Given entries ▸
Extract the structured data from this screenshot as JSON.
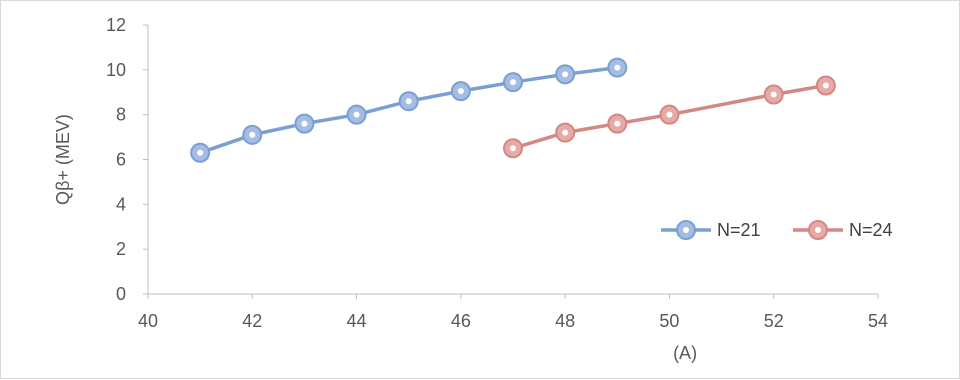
{
  "chart_data": {
    "type": "line",
    "xlabel": "(A)",
    "ylabel": "Qβ+ (MEV)",
    "xlim": [
      40,
      54
    ],
    "ylim": [
      0,
      12
    ],
    "x_ticks": [
      "40",
      "42",
      "44",
      "46",
      "48",
      "50",
      "52",
      "54"
    ],
    "y_ticks": [
      "0",
      "2",
      "4",
      "6",
      "8",
      "10",
      "12"
    ],
    "grid": false,
    "legend_position": "right",
    "series": [
      {
        "name": "N=21",
        "color": "#7a9fd3",
        "fill": "#a3bde3",
        "x": [
          41,
          42,
          43,
          44,
          45,
          46,
          47,
          48,
          49
        ],
        "y": [
          6.3,
          7.1,
          7.6,
          8.0,
          8.6,
          9.05,
          9.45,
          9.8,
          10.1
        ]
      },
      {
        "name": "N=24",
        "color": "#d38884",
        "fill": "#e6aaa7",
        "x": [
          47,
          48,
          49,
          50,
          52,
          53
        ],
        "y": [
          6.5,
          7.2,
          7.6,
          8.0,
          8.9,
          9.3
        ]
      }
    ]
  }
}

Stated goal ▸ In the copy, include no pictures; restate the listing above exactly.

Solution ▸
Extract the structured data from this screenshot as JSON.
{
  "chart_data": {
    "type": "line",
    "xlabel": "(A)",
    "ylabel": "Qβ+ (MEV)",
    "xlim": [
      40,
      54
    ],
    "ylim": [
      0,
      12
    ],
    "x_ticks": [
      "40",
      "42",
      "44",
      "46",
      "48",
      "50",
      "52",
      "54"
    ],
    "y_ticks": [
      "0",
      "2",
      "4",
      "6",
      "8",
      "10",
      "12"
    ],
    "grid": false,
    "legend_position": "right",
    "series": [
      {
        "name": "N=21",
        "color": "#7a9fd3",
        "fill": "#a3bde3",
        "x": [
          41,
          42,
          43,
          44,
          45,
          46,
          47,
          48,
          49
        ],
        "y": [
          6.3,
          7.1,
          7.6,
          8.0,
          8.6,
          9.05,
          9.45,
          9.8,
          10.1
        ]
      },
      {
        "name": "N=24",
        "color": "#d38884",
        "fill": "#e6aaa7",
        "x": [
          47,
          48,
          49,
          50,
          52,
          53
        ],
        "y": [
          6.5,
          7.2,
          7.6,
          8.0,
          8.9,
          9.3
        ]
      }
    ]
  }
}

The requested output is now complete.